#### Short problem
Images should be left out, and everything else in the listing reproduced exactly.

#### Given data

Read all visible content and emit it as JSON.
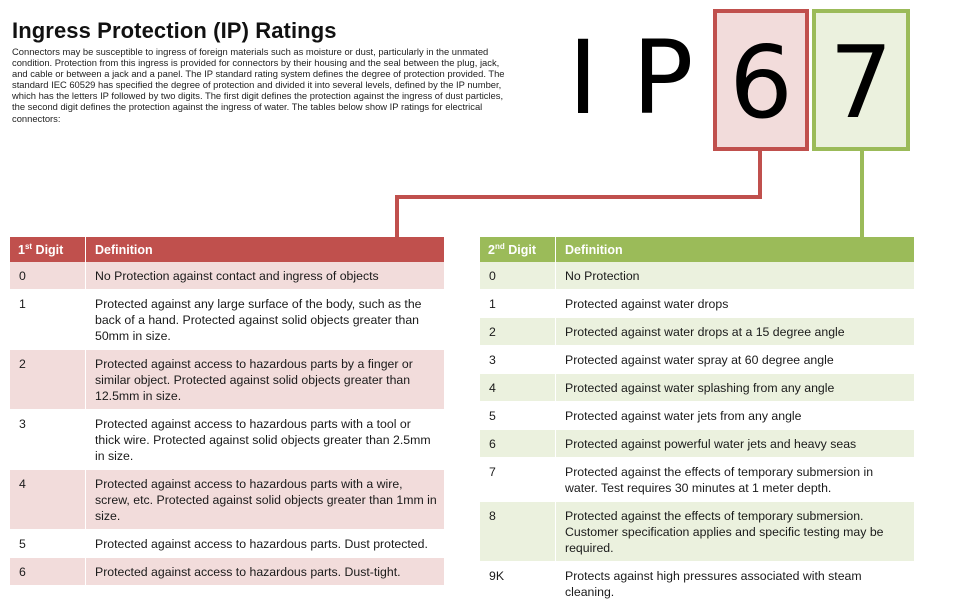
{
  "title": "Ingress Protection (IP) Ratings",
  "intro": "Connectors may be susceptible to ingress of foreign materials such as moisture or dust, particularly in the unmated condition.  Protection from this ingress is provided for connectors by their housing and the seal between the plug, jack, and cable or between a jack and a panel. The IP standard rating system defines the degree of protection provided. The standard IEC 60529 has specified the degree of protection and divided it into several levels, defined by the IP number, which has the letters IP followed by two digits.  The first digit defines the protection against the ingress of dust particles, the second digit defines the protection against the ingress of water. The tables below show IP ratings for electrical connectors:",
  "graphic": {
    "letter_i": "I",
    "letter_p": "P",
    "digit1": "6",
    "digit2": "7",
    "colors": {
      "red": "#c0504d",
      "red_light": "#f2dcdb",
      "green": "#9bbb59",
      "green_light": "#ebf1de"
    }
  },
  "table1": {
    "header_digit_num": "1",
    "header_digit_sup": "st",
    "header_digit_word": " Digit",
    "header_definition": "Definition",
    "rows": [
      {
        "digit": "0",
        "definition": "No Protection against contact and ingress of objects"
      },
      {
        "digit": "1",
        "definition": "Protected against any large surface of the body, such as the back of a hand.  Protected against solid objects greater than 50mm in size."
      },
      {
        "digit": "2",
        "definition": "Protected against access to hazardous parts by a finger or similar object.  Protected against solid objects greater than 12.5mm in size."
      },
      {
        "digit": "3",
        "definition": "Protected against access to hazardous parts with a tool or thick wire.  Protected against solid objects greater than 2.5mm in size."
      },
      {
        "digit": "4",
        "definition": "Protected against access to hazardous parts with a wire, screw, etc.  Protected against solid objects greater than 1mm in size."
      },
      {
        "digit": "5",
        "definition": "Protected against access to hazardous parts.  Dust protected."
      },
      {
        "digit": "6",
        "definition": "Protected against access to hazardous parts.  Dust-tight."
      }
    ]
  },
  "table2": {
    "header_digit_num": "2",
    "header_digit_sup": "nd",
    "header_digit_word": " Digit",
    "header_definition": "Definition",
    "rows": [
      {
        "digit": "0",
        "definition": "No Protection"
      },
      {
        "digit": "1",
        "definition": "Protected against water drops"
      },
      {
        "digit": "2",
        "definition": "Protected against water drops at a 15 degree angle"
      },
      {
        "digit": "3",
        "definition": "Protected against water spray at 60 degree angle"
      },
      {
        "digit": "4",
        "definition": "Protected against water splashing from any angle"
      },
      {
        "digit": "5",
        "definition": "Protected against water jets from any angle"
      },
      {
        "digit": "6",
        "definition": "Protected against powerful water jets and heavy seas"
      },
      {
        "digit": "7",
        "definition": "Protected against the effects of temporary submersion in water.  Test requires 30 minutes at 1 meter depth."
      },
      {
        "digit": "8",
        "definition": "Protected against the effects of temporary submersion. Customer specification applies and specific testing may be required."
      },
      {
        "digit": "9K",
        "definition": "Protects against high pressures associated with steam cleaning."
      }
    ]
  }
}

#### Completed exercise
Read all visible content and emit it as JSON.
{
  "title": "Ingress Protection (IP) Ratings",
  "intro": "Connectors may be susceptible to ingress of foreign materials such as moisture or dust, particularly in the unmated condition.  Protection from this ingress is provided for connectors by their housing and the seal between the plug, jack, and cable or between a jack and a panel. The IP standard rating system defines the degree of protection provided. The standard IEC 60529 has specified the degree of protection and divided it into several levels, defined by the IP number, which has the letters IP followed by two digits.  The first digit defines the protection against the ingress of dust particles, the second digit defines the protection against the ingress of water. The tables below show IP ratings for electrical connectors:",
  "graphic": {
    "letter_i": "I",
    "letter_p": "P",
    "digit1": "6",
    "digit2": "7",
    "colors": {
      "red": "#c0504d",
      "red_light": "#f2dcdb",
      "green": "#9bbb59",
      "green_light": "#ebf1de"
    }
  },
  "table1": {
    "header_digit_num": "1",
    "header_digit_sup": "st",
    "header_digit_word": " Digit",
    "header_definition": "Definition",
    "rows": [
      {
        "digit": "0",
        "definition": "No Protection against contact and ingress of objects"
      },
      {
        "digit": "1",
        "definition": "Protected against any large surface of the body, such as the back of a hand.  Protected against solid objects greater than 50mm in size."
      },
      {
        "digit": "2",
        "definition": "Protected against access to hazardous parts by a finger or similar object.  Protected against solid objects greater than 12.5mm in size."
      },
      {
        "digit": "3",
        "definition": "Protected against access to hazardous parts with a tool or thick wire.  Protected against solid objects greater than 2.5mm in size."
      },
      {
        "digit": "4",
        "definition": "Protected against access to hazardous parts with a wire, screw, etc.  Protected against solid objects greater than 1mm in size."
      },
      {
        "digit": "5",
        "definition": "Protected against access to hazardous parts.  Dust protected."
      },
      {
        "digit": "6",
        "definition": "Protected against access to hazardous parts.  Dust-tight."
      }
    ]
  },
  "table2": {
    "header_digit_num": "2",
    "header_digit_sup": "nd",
    "header_digit_word": " Digit",
    "header_definition": "Definition",
    "rows": [
      {
        "digit": "0",
        "definition": "No Protection"
      },
      {
        "digit": "1",
        "definition": "Protected against water drops"
      },
      {
        "digit": "2",
        "definition": "Protected against water drops at a 15 degree angle"
      },
      {
        "digit": "3",
        "definition": "Protected against water spray at 60 degree angle"
      },
      {
        "digit": "4",
        "definition": "Protected against water splashing from any angle"
      },
      {
        "digit": "5",
        "definition": "Protected against water jets from any angle"
      },
      {
        "digit": "6",
        "definition": "Protected against powerful water jets and heavy seas"
      },
      {
        "digit": "7",
        "definition": "Protected against the effects of temporary submersion in water.  Test requires 30 minutes at 1 meter depth."
      },
      {
        "digit": "8",
        "definition": "Protected against the effects of temporary submersion. Customer specification applies and specific testing may be required."
      },
      {
        "digit": "9K",
        "definition": "Protects against high pressures associated with steam cleaning."
      }
    ]
  }
}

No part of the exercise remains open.